Your task ::
Restate each of the lines given below, word for word.

[START Data in this exercise]

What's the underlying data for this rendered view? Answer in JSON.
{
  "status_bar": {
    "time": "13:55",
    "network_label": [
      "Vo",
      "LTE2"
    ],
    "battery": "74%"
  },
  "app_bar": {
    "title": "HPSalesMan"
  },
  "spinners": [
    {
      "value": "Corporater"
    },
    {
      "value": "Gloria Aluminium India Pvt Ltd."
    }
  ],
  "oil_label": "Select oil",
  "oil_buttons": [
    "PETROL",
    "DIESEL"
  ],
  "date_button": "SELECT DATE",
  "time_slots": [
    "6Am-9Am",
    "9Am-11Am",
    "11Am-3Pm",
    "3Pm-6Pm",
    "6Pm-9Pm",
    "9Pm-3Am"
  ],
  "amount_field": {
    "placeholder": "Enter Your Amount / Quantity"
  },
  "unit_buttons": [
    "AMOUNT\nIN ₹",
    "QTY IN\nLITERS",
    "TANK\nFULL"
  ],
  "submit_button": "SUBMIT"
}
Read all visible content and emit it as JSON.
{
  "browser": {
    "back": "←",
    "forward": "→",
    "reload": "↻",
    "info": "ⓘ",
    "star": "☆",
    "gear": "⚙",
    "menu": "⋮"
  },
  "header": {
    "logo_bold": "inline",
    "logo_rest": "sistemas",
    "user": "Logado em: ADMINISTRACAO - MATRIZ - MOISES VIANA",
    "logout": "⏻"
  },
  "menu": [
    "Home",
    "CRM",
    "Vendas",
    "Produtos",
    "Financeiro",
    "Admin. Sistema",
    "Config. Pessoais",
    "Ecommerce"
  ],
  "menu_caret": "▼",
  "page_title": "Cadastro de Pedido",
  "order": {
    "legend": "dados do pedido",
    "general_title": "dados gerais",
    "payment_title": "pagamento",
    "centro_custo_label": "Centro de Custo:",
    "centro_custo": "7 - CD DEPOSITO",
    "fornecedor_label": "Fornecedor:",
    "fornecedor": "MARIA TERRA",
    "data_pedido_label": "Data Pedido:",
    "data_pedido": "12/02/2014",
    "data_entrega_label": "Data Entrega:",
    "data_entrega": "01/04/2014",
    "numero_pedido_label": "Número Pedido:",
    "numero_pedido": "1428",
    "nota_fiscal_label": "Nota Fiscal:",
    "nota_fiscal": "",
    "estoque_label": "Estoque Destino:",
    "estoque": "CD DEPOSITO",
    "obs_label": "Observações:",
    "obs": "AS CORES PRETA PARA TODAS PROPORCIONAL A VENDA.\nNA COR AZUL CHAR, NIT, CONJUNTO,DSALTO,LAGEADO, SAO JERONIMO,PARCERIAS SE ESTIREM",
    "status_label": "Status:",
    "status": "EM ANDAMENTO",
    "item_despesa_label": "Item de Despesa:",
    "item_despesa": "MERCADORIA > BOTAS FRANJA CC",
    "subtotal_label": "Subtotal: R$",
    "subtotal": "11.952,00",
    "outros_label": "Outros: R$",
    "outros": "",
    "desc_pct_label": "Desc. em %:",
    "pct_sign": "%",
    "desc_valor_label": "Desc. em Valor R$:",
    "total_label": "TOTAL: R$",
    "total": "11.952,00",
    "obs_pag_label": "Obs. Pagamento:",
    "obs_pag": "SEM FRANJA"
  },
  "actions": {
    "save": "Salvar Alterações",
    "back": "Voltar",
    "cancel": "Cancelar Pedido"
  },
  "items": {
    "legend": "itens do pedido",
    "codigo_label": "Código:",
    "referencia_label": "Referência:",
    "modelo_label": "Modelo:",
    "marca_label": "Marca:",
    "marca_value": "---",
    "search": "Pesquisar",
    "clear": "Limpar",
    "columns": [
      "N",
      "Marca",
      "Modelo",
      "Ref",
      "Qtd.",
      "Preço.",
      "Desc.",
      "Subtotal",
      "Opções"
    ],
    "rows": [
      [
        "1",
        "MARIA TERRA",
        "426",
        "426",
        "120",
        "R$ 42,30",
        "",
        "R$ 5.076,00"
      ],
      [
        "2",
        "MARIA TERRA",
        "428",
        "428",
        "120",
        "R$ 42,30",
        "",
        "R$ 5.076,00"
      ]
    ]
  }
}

[END Data in this exercise]

Result below ::
What's the underlying data for this rendered view? Answer in JSON.
{
  "status_bar": {
    "time": "13:55",
    "network_label": [
      "Vo",
      "LTE2"
    ],
    "battery": "74%"
  },
  "app_bar": {
    "title": "HPSalesMan"
  },
  "spinners": [
    {
      "value": "Corporater"
    },
    {
      "value": "Gloria Aluminium India Pvt Ltd."
    }
  ],
  "oil_label": "Select oil",
  "oil_buttons": [
    "PETROL",
    "DIESEL"
  ],
  "date_button": "SELECT DATE",
  "time_slots": [
    "6Am-9Am",
    "9Am-11Am",
    "11Am-3Pm",
    "3Pm-6Pm",
    "6Pm-9Pm",
    "9Pm-3Am"
  ],
  "amount_field": {
    "placeholder": "Enter Your Amount / Quantity"
  },
  "unit_buttons": [
    "AMOUNT\nIN ₹",
    "QTY IN\nLITERS",
    "TANK\nFULL"
  ],
  "submit_button": "SUBMIT"
}
Read all visible content and emit it as JSON.
{
  "browser": {
    "back": "←",
    "forward": "→",
    "reload": "↻",
    "info": "ⓘ",
    "star": "☆",
    "gear": "⚙",
    "menu": "⋮"
  },
  "header": {
    "logo_bold": "inline",
    "logo_rest": "sistemas",
    "user": "Logado em: ADMINISTRACAO - MATRIZ - MOISES VIANA",
    "logout": "⏻"
  },
  "menu": [
    "Home",
    "CRM",
    "Vendas",
    "Produtos",
    "Financeiro",
    "Admin. Sistema",
    "Config. Pessoais",
    "Ecommerce"
  ],
  "menu_caret": "▼",
  "page_title": "Cadastro de Pedido",
  "order": {
    "legend": "dados do pedido",
    "general_title": "dados gerais",
    "payment_title": "pagamento",
    "centro_custo_label": "Centro de Custo:",
    "centro_custo": "7 - CD DEPOSITO",
    "fornecedor_label": "Fornecedor:",
    "fornecedor": "MARIA TERRA",
    "data_pedido_label": "Data Pedido:",
    "data_pedido": "12/02/2014",
    "data_entrega_label": "Data Entrega:",
    "data_entrega": "01/04/2014",
    "numero_pedido_label": "Número Pedido:",
    "numero_pedido": "1428",
    "nota_fiscal_label": "Nota Fiscal:",
    "nota_fiscal": "",
    "estoque_label": "Estoque Destino:",
    "estoque": "CD DEPOSITO",
    "obs_label": "Observações:",
    "obs": "AS CORES PRETA PARA TODAS PROPORCIONAL A VENDA.\nNA COR AZUL CHAR, NIT, CONJUNTO,DSALTO,LAGEADO, SAO JERONIMO,PARCERIAS SE ESTIREM",
    "status_label": "Status:",
    "status": "EM ANDAMENTO",
    "item_despesa_label": "Item de Despesa:",
    "item_despesa": "MERCADORIA > BOTAS FRANJA CC",
    "subtotal_label": "Subtotal: R$",
    "subtotal": "11.952,00",
    "outros_label": "Outros: R$",
    "outros": "",
    "desc_pct_label": "Desc. em %:",
    "pct_sign": "%",
    "desc_valor_label": "Desc. em Valor R$:",
    "total_label": "TOTAL: R$",
    "total": "11.952,00",
    "obs_pag_label": "Obs. Pagamento:",
    "obs_pag": "SEM FRANJA"
  },
  "actions": {
    "save": "Salvar Alterações",
    "back": "Voltar",
    "cancel": "Cancelar Pedido"
  },
  "items": {
    "legend": "itens do pedido",
    "codigo_label": "Código:",
    "referencia_label": "Referência:",
    "modelo_label": "Modelo:",
    "marca_label": "Marca:",
    "marca_value": "---",
    "search": "Pesquisar",
    "clear": "Limpar",
    "columns": [
      "N",
      "Marca",
      "Modelo",
      "Ref",
      "Qtd.",
      "Preço.",
      "Desc.",
      "Subtotal",
      "Opções"
    ],
    "rows": [
      [
        "1",
        "MARIA TERRA",
        "426",
        "426",
        "120",
        "R$ 42,30",
        "",
        "R$ 5.076,00"
      ],
      [
        "2",
        "MARIA TERRA",
        "428",
        "428",
        "120",
        "R$ 42,30",
        "",
        "R$ 5.076,00"
      ]
    ]
  }
}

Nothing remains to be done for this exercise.